Structured figure records:
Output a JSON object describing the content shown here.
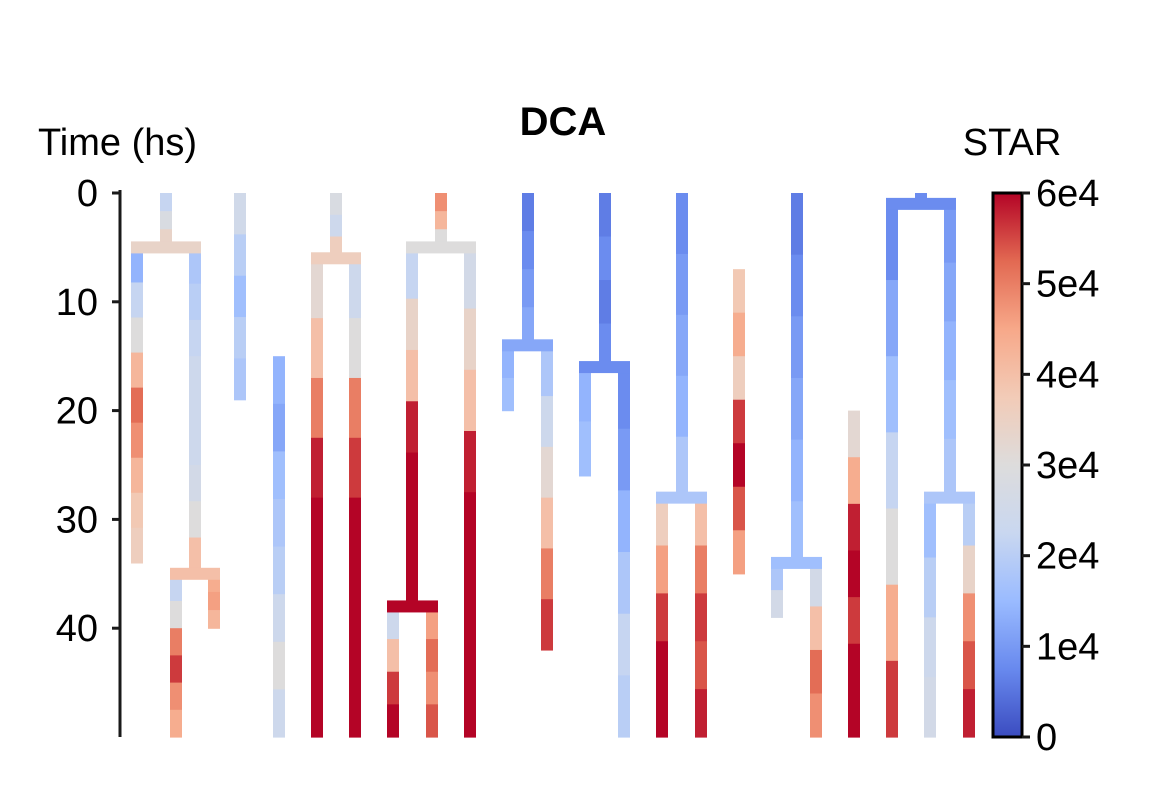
{
  "chart_data": {
    "type": "heatmap",
    "title": "DCA",
    "ylabel": "Time (hs)",
    "colorbar_label": "STAR",
    "y_ticks": [
      "0",
      "10",
      "20",
      "30",
      "40"
    ],
    "y_tick_values": [
      0,
      10,
      20,
      30,
      40
    ],
    "ylim": [
      0,
      50
    ],
    "colorbar_ticks": [
      "0",
      "1e4",
      "2e4",
      "3e4",
      "4e4",
      "5e4",
      "6e4"
    ],
    "colorbar_values": [
      0,
      10000,
      20000,
      30000,
      40000,
      50000,
      60000
    ],
    "colormap": "coolwarm",
    "colormap_stops": [
      "#3b4cc0",
      "#6889ee",
      "#9abbff",
      "#c9d7f0",
      "#dddcdc",
      "#f2cbb7",
      "#f7a889",
      "#e26952",
      "#b40426"
    ],
    "lineages": [
      {
        "id": "A",
        "branches": [
          {
            "t0": 0,
            "t1": 5,
            "vals": [
              22000,
              28000,
              34000
            ]
          },
          {
            "t0": 5,
            "t1": 34,
            "vals": [
              14000,
              22000,
              30000,
              42000,
              52000,
              48000,
              42000,
              38000,
              36000
            ]
          },
          {
            "t0": 5,
            "t1": 35,
            "vals": [
              18000,
              20000,
              22000,
              24000,
              24000,
              24000,
              26000,
              30000,
              40000
            ]
          },
          {
            "t0": 35,
            "t1": 40,
            "vals": [
              44000,
              46000,
              42000
            ]
          },
          {
            "t0": 35,
            "t1": 50,
            "vals": [
              22000,
              30000,
              50000,
              56000,
              48000,
              44000
            ]
          }
        ]
      },
      {
        "id": "B",
        "branches": [
          {
            "t0": 0,
            "t1": 19,
            "vals": [
              25000,
              20000,
              16000,
              20000,
              18000
            ]
          }
        ]
      },
      {
        "id": "C",
        "branches": [
          {
            "t0": 15,
            "t1": 50,
            "vals": [
              14000,
              12000,
              16000,
              18000,
              20000,
              24000,
              30000,
              24000
            ]
          }
        ]
      },
      {
        "id": "D",
        "branches": [
          {
            "t0": 0,
            "t1": 6,
            "vals": [
              28000,
              24000,
              36000
            ]
          },
          {
            "t0": 6,
            "t1": 50,
            "vals": [
              32000,
              40000,
              50000,
              58000,
              60000,
              60000,
              60000,
              60000
            ]
          },
          {
            "t0": 6,
            "t1": 50,
            "vals": [
              24000,
              30000,
              50000,
              56000,
              60000,
              60000,
              60000,
              60000
            ]
          }
        ]
      },
      {
        "id": "E",
        "branches": [
          {
            "t0": 0,
            "t1": 5,
            "vals": [
              48000,
              42000,
              30000
            ]
          },
          {
            "t0": 5,
            "t1": 38,
            "vals": [
              22000,
              34000,
              40000,
              58000,
              60000,
              60000,
              60000
            ]
          },
          {
            "t0": 5,
            "t1": 50,
            "vals": [
              26000,
              34000,
              40000,
              58000,
              60000,
              60000,
              60000,
              60000
            ]
          },
          {
            "t0": 38,
            "t1": 50,
            "vals": [
              24000,
              40000,
              56000,
              60000
            ]
          },
          {
            "t0": 38,
            "t1": 50,
            "vals": [
              46000,
              52000,
              48000,
              54000
            ]
          }
        ]
      },
      {
        "id": "F",
        "branches": [
          {
            "t0": 0,
            "t1": 14,
            "vals": [
              6000,
              8000,
              10000,
              12000
            ]
          },
          {
            "t0": 14,
            "t1": 20,
            "vals": [
              14000,
              16000
            ]
          },
          {
            "t0": 14,
            "t1": 42,
            "vals": [
              18000,
              24000,
              32000,
              40000,
              50000,
              56000
            ]
          }
        ]
      },
      {
        "id": "G",
        "branches": [
          {
            "t0": 0,
            "t1": 16,
            "vals": [
              6000,
              8000,
              6000,
              8000
            ]
          },
          {
            "t0": 16,
            "t1": 26,
            "vals": [
              14000,
              16000
            ]
          },
          {
            "t0": 16,
            "t1": 50,
            "vals": [
              8000,
              10000,
              14000,
              18000,
              22000,
              20000
            ]
          }
        ]
      },
      {
        "id": "H",
        "branches": [
          {
            "t0": 0,
            "t1": 28,
            "vals": [
              8000,
              10000,
              12000,
              14000,
              18000
            ]
          },
          {
            "t0": 28,
            "t1": 50,
            "vals": [
              36000,
              46000,
              56000,
              60000,
              60000
            ]
          },
          {
            "t0": 28,
            "t1": 50,
            "vals": [
              40000,
              50000,
              56000,
              54000,
              58000
            ]
          }
        ]
      },
      {
        "id": "I",
        "branches": [
          {
            "t0": 7,
            "t1": 35,
            "vals": [
              38000,
              44000,
              36000,
              56000,
              60000,
              54000,
              46000
            ]
          }
        ]
      },
      {
        "id": "J",
        "branches": [
          {
            "t0": 0,
            "t1": 34,
            "vals": [
              6000,
              8000,
              10000,
              12000,
              14000,
              16000
            ]
          },
          {
            "t0": 34,
            "t1": 39,
            "vals": [
              18000,
              26000
            ]
          },
          {
            "t0": 34,
            "t1": 50,
            "vals": [
              26000,
              40000,
              52000,
              48000
            ]
          }
        ]
      },
      {
        "id": "K",
        "branches": [
          {
            "t0": 20,
            "t1": 50,
            "vals": [
              32000,
              44000,
              58000,
              60000,
              56000,
              60000,
              60000
            ]
          }
        ]
      },
      {
        "id": "L",
        "branches": [
          {
            "t0": 0,
            "t1": 1,
            "vals": [
              8000
            ]
          },
          {
            "t0": 1,
            "t1": 50,
            "vals": [
              8000,
              12000,
              16000,
              22000,
              30000,
              44000,
              56000
            ]
          },
          {
            "t0": 1,
            "t1": 28,
            "vals": [
              10000,
              12000,
              14000,
              16000,
              18000
            ]
          },
          {
            "t0": 28,
            "t1": 50,
            "vals": [
              16000,
              20000,
              24000,
              26000
            ]
          },
          {
            "t0": 28,
            "t1": 50,
            "vals": [
              20000,
              34000,
              48000,
              54000,
              58000
            ]
          }
        ]
      }
    ]
  }
}
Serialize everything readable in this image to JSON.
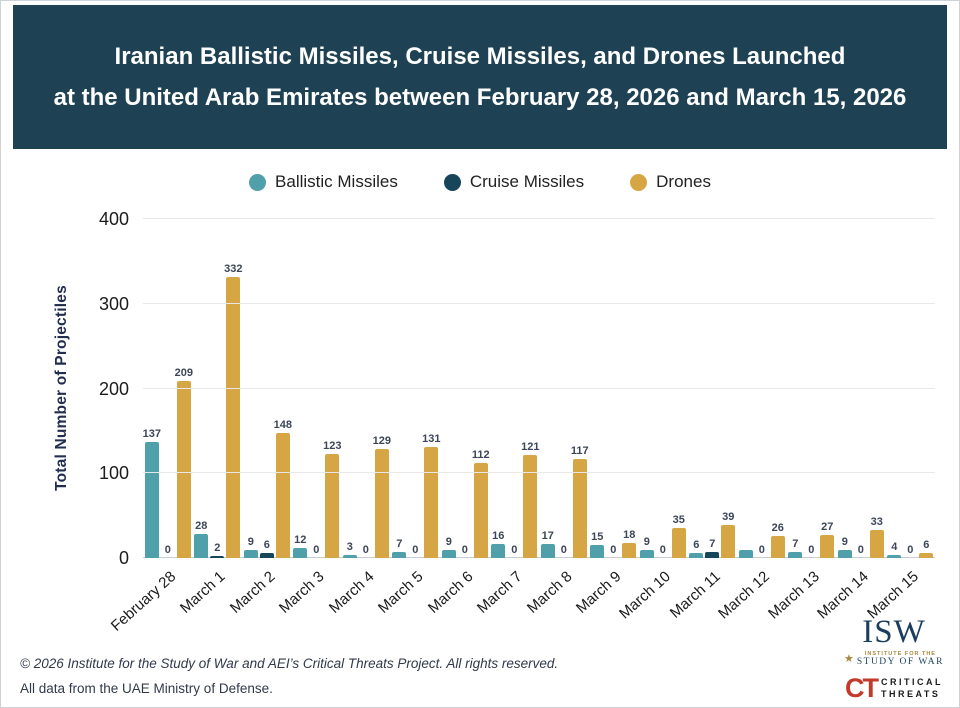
{
  "header": {
    "title_line1": "Iranian Ballistic Missiles, Cruise Missiles, and Drones Launched",
    "title_line2": "at the United Arab Emirates between February 28, 2026 and March 15, 2026",
    "bg_color": "#1E4254"
  },
  "legend": {
    "items": [
      {
        "label": "Ballistic Missiles",
        "color": "#4FA0AB"
      },
      {
        "label": "Cruise Missiles",
        "color": "#17455A"
      },
      {
        "label": "Drones",
        "color": "#D7A644"
      }
    ]
  },
  "chart_data": {
    "type": "bar",
    "title": "Iranian Ballistic Missiles, Cruise Missiles, and Drones Launched at the United Arab Emirates between February 28, 2026 and March 15, 2026",
    "categories": [
      "February 28",
      "March 1",
      "March 2",
      "March 3",
      "March 4",
      "March 5",
      "March 6",
      "March 7",
      "March 8",
      "March 9",
      "March 10",
      "March 11",
      "March 12",
      "March 13",
      "March 14",
      "March 15"
    ],
    "series": [
      {
        "name": "Ballistic Missiles",
        "color": "#4FA0AB",
        "values": [
          137,
          28,
          9,
          12,
          3,
          7,
          9,
          16,
          17,
          15,
          9,
          6,
          10,
          7,
          9,
          4
        ],
        "labels": [
          "137",
          "28",
          "9",
          "12",
          "3",
          "7",
          "9",
          "16",
          "17",
          "15",
          "9",
          "6",
          "",
          "7",
          "9",
          "4"
        ]
      },
      {
        "name": "Cruise Missiles",
        "color": "#17455A",
        "values": [
          0,
          2,
          6,
          0,
          0,
          0,
          0,
          0,
          0,
          0,
          0,
          7,
          0,
          0,
          0,
          0
        ],
        "labels": [
          "0",
          "2",
          "6",
          "0",
          "0",
          "0",
          "0",
          "0",
          "0",
          "0",
          "0",
          "7",
          "0",
          "0",
          "0",
          "0"
        ]
      },
      {
        "name": "Drones",
        "color": "#D7A644",
        "values": [
          209,
          332,
          148,
          123,
          129,
          131,
          112,
          121,
          117,
          18,
          35,
          39,
          26,
          27,
          33,
          6
        ],
        "labels": [
          "209",
          "332",
          "148",
          "123",
          "129",
          "131",
          "112",
          "121",
          "117",
          "18",
          "35",
          "39",
          "26",
          "27",
          "33",
          "6"
        ]
      }
    ],
    "xlabel": "",
    "ylabel": "Total Number of Projectiles",
    "yticks": [
      0,
      100,
      200,
      300,
      400
    ],
    "ytick_labels": [
      "0",
      "100",
      "200",
      "300",
      "400"
    ],
    "ylim": [
      0,
      400
    ],
    "grid": true,
    "legend_position": "top",
    "label_color": "#3C4658"
  },
  "footer": {
    "line1": "© 2026 Institute for the Study of War and AEI’s Critical Threats Project. All rights reserved.",
    "line2": "All data from the UAE Ministry of Defense."
  },
  "logos": {
    "isw": {
      "title": "ISW",
      "sub1": "INSTITUTE FOR THE",
      "sub2": "STUDY OF WAR",
      "star": "★",
      "color": "#1C3E5E",
      "gold": "#A9873C"
    },
    "ct": {
      "abbr": "CT",
      "line1": "CRITICAL",
      "line2": "THREATS",
      "red": "#C23A2B"
    }
  }
}
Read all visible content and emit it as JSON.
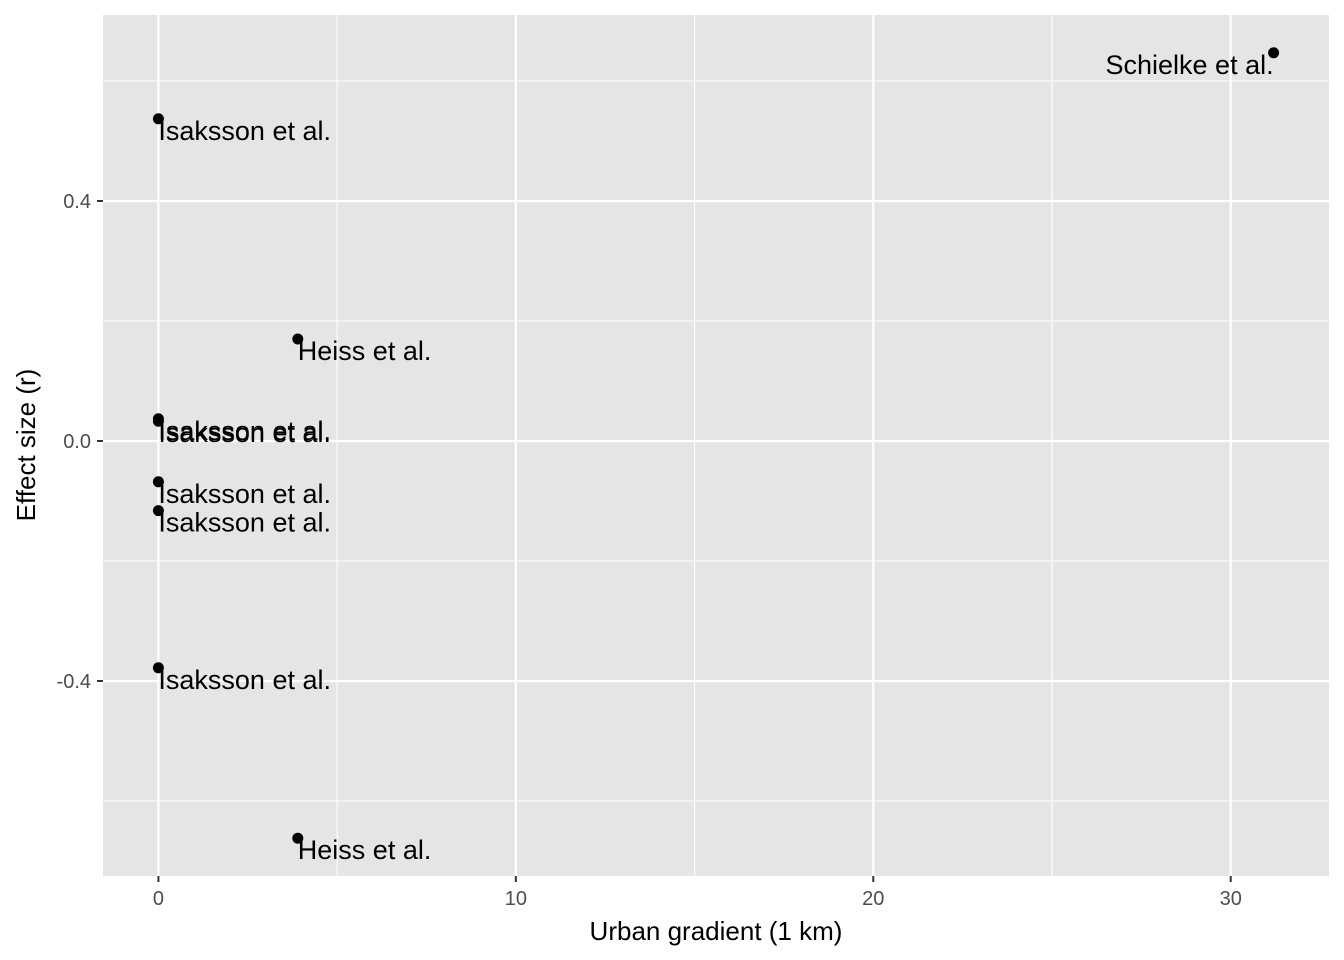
{
  "chart_data": {
    "type": "scatter",
    "title": "",
    "xlabel": "Urban gradient (1 km)",
    "ylabel": "Effect size (r)",
    "xlim": [
      -1.55,
      32.75
    ],
    "ylim": [
      -0.725,
      0.71
    ],
    "x_ticks": [
      0,
      10,
      20,
      30
    ],
    "x_tick_labels": [
      "0",
      "10",
      "20",
      "30"
    ],
    "y_ticks": [
      -0.4,
      0.0,
      0.4
    ],
    "y_tick_labels": [
      "-0.4",
      "0.0",
      "0.4"
    ],
    "grid": true,
    "panel_background": "#e5e5e5",
    "grid_color": "#ffffff",
    "point_color": "#000000",
    "points": [
      {
        "x": 0,
        "y": 0.537,
        "label": "Isaksson et al.",
        "hjust": 0
      },
      {
        "x": 31.2,
        "y": 0.647,
        "label": "Schielke et al.",
        "hjust": 1
      },
      {
        "x": 3.9,
        "y": 0.17,
        "label": "Heiss et al.",
        "hjust": 0
      },
      {
        "x": 0,
        "y": 0.037,
        "label": "Isaksson et al.",
        "hjust": 0
      },
      {
        "x": 0,
        "y": 0.033,
        "label": "Isaksson et al.",
        "hjust": 0
      },
      {
        "x": 0,
        "y": -0.068,
        "label": "Isaksson et al.",
        "hjust": 0
      },
      {
        "x": 0,
        "y": -0.116,
        "label": "Isaksson et al.",
        "hjust": 0
      },
      {
        "x": 0,
        "y": -0.378,
        "label": "Isaksson et al.",
        "hjust": 0
      },
      {
        "x": 3.9,
        "y": -0.662,
        "label": "Heiss et al.",
        "hjust": 0
      }
    ]
  }
}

▶ **Task prompt**
Using the records above, pull out each line where the word "Launched" occurs.

▶ **Completed exercise**
    "title_line1": "Iranian Ballistic Missiles, Cruise Missiles, and Drones Launched",
    "title": "Iranian Ballistic Missiles, Cruise Missiles, and Drones Launched at the United Arab Emirates between February 28, 2026 and March 15, 2026",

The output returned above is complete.